* [Requirement]:
Your task is to repeat the listing exactly.

* [Source records]:

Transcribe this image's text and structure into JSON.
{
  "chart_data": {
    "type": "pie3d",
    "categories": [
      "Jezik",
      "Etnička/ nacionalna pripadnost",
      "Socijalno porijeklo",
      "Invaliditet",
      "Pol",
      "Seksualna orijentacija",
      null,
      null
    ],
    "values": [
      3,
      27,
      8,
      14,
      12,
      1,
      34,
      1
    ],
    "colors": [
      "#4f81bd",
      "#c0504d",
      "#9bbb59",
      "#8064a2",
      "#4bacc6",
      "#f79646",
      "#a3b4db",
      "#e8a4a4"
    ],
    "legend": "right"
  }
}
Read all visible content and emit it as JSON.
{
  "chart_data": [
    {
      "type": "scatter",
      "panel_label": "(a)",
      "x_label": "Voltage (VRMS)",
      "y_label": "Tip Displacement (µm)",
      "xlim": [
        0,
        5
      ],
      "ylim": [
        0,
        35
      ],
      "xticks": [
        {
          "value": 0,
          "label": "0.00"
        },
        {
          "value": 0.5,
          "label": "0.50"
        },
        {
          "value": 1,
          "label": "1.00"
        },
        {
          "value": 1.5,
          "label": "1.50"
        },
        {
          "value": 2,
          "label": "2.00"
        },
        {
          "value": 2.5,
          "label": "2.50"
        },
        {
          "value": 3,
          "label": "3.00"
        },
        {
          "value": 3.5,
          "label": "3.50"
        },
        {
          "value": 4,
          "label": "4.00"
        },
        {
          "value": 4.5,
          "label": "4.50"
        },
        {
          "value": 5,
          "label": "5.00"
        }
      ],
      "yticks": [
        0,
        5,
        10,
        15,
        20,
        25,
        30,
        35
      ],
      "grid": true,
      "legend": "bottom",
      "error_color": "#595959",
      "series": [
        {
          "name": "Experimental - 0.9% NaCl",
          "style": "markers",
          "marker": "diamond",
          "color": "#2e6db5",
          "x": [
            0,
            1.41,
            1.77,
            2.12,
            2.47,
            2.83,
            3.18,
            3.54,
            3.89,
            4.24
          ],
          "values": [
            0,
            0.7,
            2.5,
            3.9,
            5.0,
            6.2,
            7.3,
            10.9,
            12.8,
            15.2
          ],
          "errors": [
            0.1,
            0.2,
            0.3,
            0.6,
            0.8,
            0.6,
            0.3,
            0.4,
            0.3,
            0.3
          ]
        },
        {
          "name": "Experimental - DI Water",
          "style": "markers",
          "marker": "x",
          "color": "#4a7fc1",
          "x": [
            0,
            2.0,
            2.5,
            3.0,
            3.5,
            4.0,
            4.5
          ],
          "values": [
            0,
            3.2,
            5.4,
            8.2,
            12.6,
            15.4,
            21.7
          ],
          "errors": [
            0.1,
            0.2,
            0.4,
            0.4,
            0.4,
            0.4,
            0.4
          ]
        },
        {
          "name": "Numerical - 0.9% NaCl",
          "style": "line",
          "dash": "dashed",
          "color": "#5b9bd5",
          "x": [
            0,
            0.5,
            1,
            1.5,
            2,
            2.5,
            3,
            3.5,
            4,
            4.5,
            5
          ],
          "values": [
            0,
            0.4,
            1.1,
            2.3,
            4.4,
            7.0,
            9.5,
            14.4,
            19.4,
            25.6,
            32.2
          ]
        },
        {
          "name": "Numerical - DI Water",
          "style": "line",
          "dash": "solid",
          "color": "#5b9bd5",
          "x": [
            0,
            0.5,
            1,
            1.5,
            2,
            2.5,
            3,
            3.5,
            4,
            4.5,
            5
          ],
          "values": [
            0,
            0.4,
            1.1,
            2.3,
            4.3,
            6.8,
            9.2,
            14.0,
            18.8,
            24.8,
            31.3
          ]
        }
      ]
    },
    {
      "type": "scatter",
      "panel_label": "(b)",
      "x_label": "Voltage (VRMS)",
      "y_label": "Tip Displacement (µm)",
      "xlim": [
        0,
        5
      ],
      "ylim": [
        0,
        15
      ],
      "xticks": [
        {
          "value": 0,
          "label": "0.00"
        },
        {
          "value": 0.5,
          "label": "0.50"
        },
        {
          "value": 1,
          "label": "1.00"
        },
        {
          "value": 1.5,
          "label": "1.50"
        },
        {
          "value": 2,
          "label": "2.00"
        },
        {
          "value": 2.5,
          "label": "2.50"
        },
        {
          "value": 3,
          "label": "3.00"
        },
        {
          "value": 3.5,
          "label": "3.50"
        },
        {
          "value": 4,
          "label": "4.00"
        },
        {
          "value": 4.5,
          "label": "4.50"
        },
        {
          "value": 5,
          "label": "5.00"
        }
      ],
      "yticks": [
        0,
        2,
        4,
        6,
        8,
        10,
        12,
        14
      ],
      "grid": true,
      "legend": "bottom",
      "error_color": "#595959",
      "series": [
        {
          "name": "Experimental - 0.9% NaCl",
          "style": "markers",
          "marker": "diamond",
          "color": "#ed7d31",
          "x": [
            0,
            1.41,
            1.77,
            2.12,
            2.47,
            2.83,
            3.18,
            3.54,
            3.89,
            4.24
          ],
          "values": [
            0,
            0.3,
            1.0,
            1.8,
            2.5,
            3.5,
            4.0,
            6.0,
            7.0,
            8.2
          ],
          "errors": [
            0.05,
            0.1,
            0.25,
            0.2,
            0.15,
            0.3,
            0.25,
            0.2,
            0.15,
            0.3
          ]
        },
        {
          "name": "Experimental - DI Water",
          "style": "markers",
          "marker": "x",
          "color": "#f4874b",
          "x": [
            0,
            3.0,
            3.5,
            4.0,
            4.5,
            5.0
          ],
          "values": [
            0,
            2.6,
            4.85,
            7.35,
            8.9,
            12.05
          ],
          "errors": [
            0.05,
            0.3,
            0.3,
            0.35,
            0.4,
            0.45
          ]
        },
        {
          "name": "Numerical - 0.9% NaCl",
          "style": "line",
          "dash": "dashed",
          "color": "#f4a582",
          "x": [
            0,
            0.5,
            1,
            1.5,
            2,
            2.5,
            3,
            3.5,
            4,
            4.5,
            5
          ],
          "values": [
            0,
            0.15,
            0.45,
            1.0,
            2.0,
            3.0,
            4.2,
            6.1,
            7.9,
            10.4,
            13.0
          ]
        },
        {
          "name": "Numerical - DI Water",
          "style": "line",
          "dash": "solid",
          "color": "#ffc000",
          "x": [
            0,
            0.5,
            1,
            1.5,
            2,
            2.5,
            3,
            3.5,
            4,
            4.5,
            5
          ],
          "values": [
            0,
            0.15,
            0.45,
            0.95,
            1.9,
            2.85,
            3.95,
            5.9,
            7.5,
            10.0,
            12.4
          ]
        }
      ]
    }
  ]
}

* [The completed task]:
Transcribe this image's text and structure into JSON.
{
  "chart_data": {
    "type": "pie3d",
    "categories": [
      "Jezik",
      "Etnička/ nacionalna pripadnost",
      "Socijalno porijeklo",
      "Invaliditet",
      "Pol",
      "Seksualna orijentacija",
      null,
      null
    ],
    "values": [
      3,
      27,
      8,
      14,
      12,
      1,
      34,
      1
    ],
    "colors": [
      "#4f81bd",
      "#c0504d",
      "#9bbb59",
      "#8064a2",
      "#4bacc6",
      "#f79646",
      "#a3b4db",
      "#e8a4a4"
    ],
    "legend": "right"
  }
}
Read all visible content and emit it as JSON.
{
  "chart_data": [
    {
      "type": "scatter",
      "panel_label": "(a)",
      "x_label": "Voltage (VRMS)",
      "y_label": "Tip Displacement (µm)",
      "xlim": [
        0,
        5
      ],
      "ylim": [
        0,
        35
      ],
      "xticks": [
        {
          "value": 0,
          "label": "0.00"
        },
        {
          "value": 0.5,
          "label": "0.50"
        },
        {
          "value": 1,
          "label": "1.00"
        },
        {
          "value": 1.5,
          "label": "1.50"
        },
        {
          "value": 2,
          "label": "2.00"
        },
        {
          "value": 2.5,
          "label": "2.50"
        },
        {
          "value": 3,
          "label": "3.00"
        },
        {
          "value": 3.5,
          "label": "3.50"
        },
        {
          "value": 4,
          "label": "4.00"
        },
        {
          "value": 4.5,
          "label": "4.50"
        },
        {
          "value": 5,
          "label": "5.00"
        }
      ],
      "yticks": [
        0,
        5,
        10,
        15,
        20,
        25,
        30,
        35
      ],
      "grid": true,
      "legend": "bottom",
      "error_color": "#595959",
      "series": [
        {
          "name": "Experimental - 0.9% NaCl",
          "style": "markers",
          "marker": "diamond",
          "color": "#2e6db5",
          "x": [
            0,
            1.41,
            1.77,
            2.12,
            2.47,
            2.83,
            3.18,
            3.54,
            3.89,
            4.24
          ],
          "values": [
            0,
            0.7,
            2.5,
            3.9,
            5.0,
            6.2,
            7.3,
            10.9,
            12.8,
            15.2
          ],
          "errors": [
            0.1,
            0.2,
            0.3,
            0.6,
            0.8,
            0.6,
            0.3,
            0.4,
            0.3,
            0.3
          ]
        },
        {
          "name": "Experimental - DI Water",
          "style": "markers",
          "marker": "x",
          "color": "#4a7fc1",
          "x": [
            0,
            2.0,
            2.5,
            3.0,
            3.5,
            4.0,
            4.5
          ],
          "values": [
            0,
            3.2,
            5.4,
            8.2,
            12.6,
            15.4,
            21.7
          ],
          "errors": [
            0.1,
            0.2,
            0.4,
            0.4,
            0.4,
            0.4,
            0.4
          ]
        },
        {
          "name": "Numerical - 0.9% NaCl",
          "style": "line",
          "dash": "dashed",
          "color": "#5b9bd5",
          "x": [
            0,
            0.5,
            1,
            1.5,
            2,
            2.5,
            3,
            3.5,
            4,
            4.5,
            5
          ],
          "values": [
            0,
            0.4,
            1.1,
            2.3,
            4.4,
            7.0,
            9.5,
            14.4,
            19.4,
            25.6,
            32.2
          ]
        },
        {
          "name": "Numerical - DI Water",
          "style": "line",
          "dash": "solid",
          "color": "#5b9bd5",
          "x": [
            0,
            0.5,
            1,
            1.5,
            2,
            2.5,
            3,
            3.5,
            4,
            4.5,
            5
          ],
          "values": [
            0,
            0.4,
            1.1,
            2.3,
            4.3,
            6.8,
            9.2,
            14.0,
            18.8,
            24.8,
            31.3
          ]
        }
      ]
    },
    {
      "type": "scatter",
      "panel_label": "(b)",
      "x_label": "Voltage (VRMS)",
      "y_label": "Tip Displacement (µm)",
      "xlim": [
        0,
        5
      ],
      "ylim": [
        0,
        15
      ],
      "xticks": [
        {
          "value": 0,
          "label": "0.00"
        },
        {
          "value": 0.5,
          "label": "0.50"
        },
        {
          "value": 1,
          "label": "1.00"
        },
        {
          "value": 1.5,
          "label": "1.50"
        },
        {
          "value": 2,
          "label": "2.00"
        },
        {
          "value": 2.5,
          "label": "2.50"
        },
        {
          "value": 3,
          "label": "3.00"
        },
        {
          "value": 3.5,
          "label": "3.50"
        },
        {
          "value": 4,
          "label": "4.00"
        },
        {
          "value": 4.5,
          "label": "4.50"
        },
        {
          "value": 5,
          "label": "5.00"
        }
      ],
      "yticks": [
        0,
        2,
        4,
        6,
        8,
        10,
        12,
        14
      ],
      "grid": true,
      "legend": "bottom",
      "error_color": "#595959",
      "series": [
        {
          "name": "Experimental - 0.9% NaCl",
          "style": "markers",
          "marker": "diamond",
          "color": "#ed7d31",
          "x": [
            0,
            1.41,
            1.77,
            2.12,
            2.47,
            2.83,
            3.18,
            3.54,
            3.89,
            4.24
          ],
          "values": [
            0,
            0.3,
            1.0,
            1.8,
            2.5,
            3.5,
            4.0,
            6.0,
            7.0,
            8.2
          ],
          "errors": [
            0.05,
            0.1,
            0.25,
            0.2,
            0.15,
            0.3,
            0.25,
            0.2,
            0.15,
            0.3
          ]
        },
        {
          "name": "Experimental - DI Water",
          "style": "markers",
          "marker": "x",
          "color": "#f4874b",
          "x": [
            0,
            3.0,
            3.5,
            4.0,
            4.5,
            5.0
          ],
          "values": [
            0,
            2.6,
            4.85,
            7.35,
            8.9,
            12.05
          ],
          "errors": [
            0.05,
            0.3,
            0.3,
            0.35,
            0.4,
            0.45
          ]
        },
        {
          "name": "Numerical - 0.9% NaCl",
          "style": "line",
          "dash": "dashed",
          "color": "#f4a582",
          "x": [
            0,
            0.5,
            1,
            1.5,
            2,
            2.5,
            3,
            3.5,
            4,
            4.5,
            5
          ],
          "values": [
            0,
            0.15,
            0.45,
            1.0,
            2.0,
            3.0,
            4.2,
            6.1,
            7.9,
            10.4,
            13.0
          ]
        },
        {
          "name": "Numerical - DI Water",
          "style": "line",
          "dash": "solid",
          "color": "#ffc000",
          "x": [
            0,
            0.5,
            1,
            1.5,
            2,
            2.5,
            3,
            3.5,
            4,
            4.5,
            5
          ],
          "values": [
            0,
            0.15,
            0.45,
            0.95,
            1.9,
            2.85,
            3.95,
            5.9,
            7.5,
            10.0,
            12.4
          ]
        }
      ]
    }
  ]
}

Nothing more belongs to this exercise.